### WRITTEN REQUEST
Repeat the records below exactly.
# RAW DATA start
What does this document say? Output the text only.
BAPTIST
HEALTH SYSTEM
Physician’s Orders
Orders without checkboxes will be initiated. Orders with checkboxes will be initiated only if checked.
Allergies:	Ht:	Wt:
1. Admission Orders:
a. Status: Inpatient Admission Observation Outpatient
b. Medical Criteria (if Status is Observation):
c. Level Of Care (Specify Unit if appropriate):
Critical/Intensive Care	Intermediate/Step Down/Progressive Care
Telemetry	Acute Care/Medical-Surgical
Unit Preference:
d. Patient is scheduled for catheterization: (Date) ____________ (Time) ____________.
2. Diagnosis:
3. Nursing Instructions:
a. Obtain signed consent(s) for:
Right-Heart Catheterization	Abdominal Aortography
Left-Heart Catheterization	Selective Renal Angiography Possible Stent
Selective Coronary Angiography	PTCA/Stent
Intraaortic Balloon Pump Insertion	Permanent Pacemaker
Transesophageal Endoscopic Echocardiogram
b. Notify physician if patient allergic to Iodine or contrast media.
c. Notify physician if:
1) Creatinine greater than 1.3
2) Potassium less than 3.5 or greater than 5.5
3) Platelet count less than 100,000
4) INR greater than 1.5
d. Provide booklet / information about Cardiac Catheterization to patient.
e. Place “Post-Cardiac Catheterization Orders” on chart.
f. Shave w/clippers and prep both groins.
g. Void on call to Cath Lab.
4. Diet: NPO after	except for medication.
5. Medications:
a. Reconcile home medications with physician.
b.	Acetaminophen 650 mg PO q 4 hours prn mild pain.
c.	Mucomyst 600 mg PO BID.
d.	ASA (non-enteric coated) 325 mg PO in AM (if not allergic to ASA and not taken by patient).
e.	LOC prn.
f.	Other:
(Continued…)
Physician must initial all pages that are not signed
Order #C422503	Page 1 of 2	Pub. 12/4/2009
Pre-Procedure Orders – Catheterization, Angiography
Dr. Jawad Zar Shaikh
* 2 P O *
# RAW DATA end
### FINAL ANSWER
What does this document say? Output the text only.
BAPTIST
HEALTH SYSTEM
Physician’s Orders
Orders without checkboxes will be initiated. Orders with checkboxes will be initiated only if checked.
Allergies:	Ht:	Wt:
1. Admission Orders:
a. Status: Inpatient Admission Observation Outpatient
b. Medical Criteria (if Status is Observation):
c. Level Of Care (Specify Unit if appropriate):
Critical/Intensive Care	Intermediate/Step Down/Progressive Care
Telemetry	Acute Care/Medical-Surgical
Unit Preference:
d. Patient is scheduled for catheterization: (Date) ____________ (Time) ____________.
2. Diagnosis:
3. Nursing Instructions:
a. Obtain signed consent(s) for:
Right-Heart Catheterization	Abdominal Aortography
Left-Heart Catheterization	Selective Renal Angiography Possible Stent
Selective Coronary Angiography	PTCA/Stent
Intraaortic Balloon Pump Insertion	Permanent Pacemaker
Transesophageal Endoscopic Echocardiogram
b. Notify physician if patient allergic to Iodine or contrast media.
c. Notify physician if:
1) Creatinine greater than 1.3
2) Potassium less than 3.5 or greater than 5.5
3) Platelet count less than 100,000
4) INR greater than 1.5
d. Provide booklet / information about Cardiac Catheterization to patient.
e. Place “Post-Cardiac Catheterization Orders” on chart.
f. Shave w/clippers and prep both groins.
g. Void on call to Cath Lab.
4. Diet: NPO after	except for medication.
5. Medications:
a. Reconcile home medications with physician.
b.	Acetaminophen 650 mg PO q 4 hours prn mild pain.
c.	Mucomyst 600 mg PO BID.
d.	ASA (non-enteric coated) 325 mg PO in AM (if not allergic to ASA and not taken by patient).
e.	LOC prn.
f.	Other:
(Continued…)
Physician must initial all pages that are not signed
Order #C422503	Page 1 of 2	Pub. 12/4/2009
Pre-Procedure Orders – Catheterization, Angiography
Dr. Jawad Zar Shaikh
* 2 P O *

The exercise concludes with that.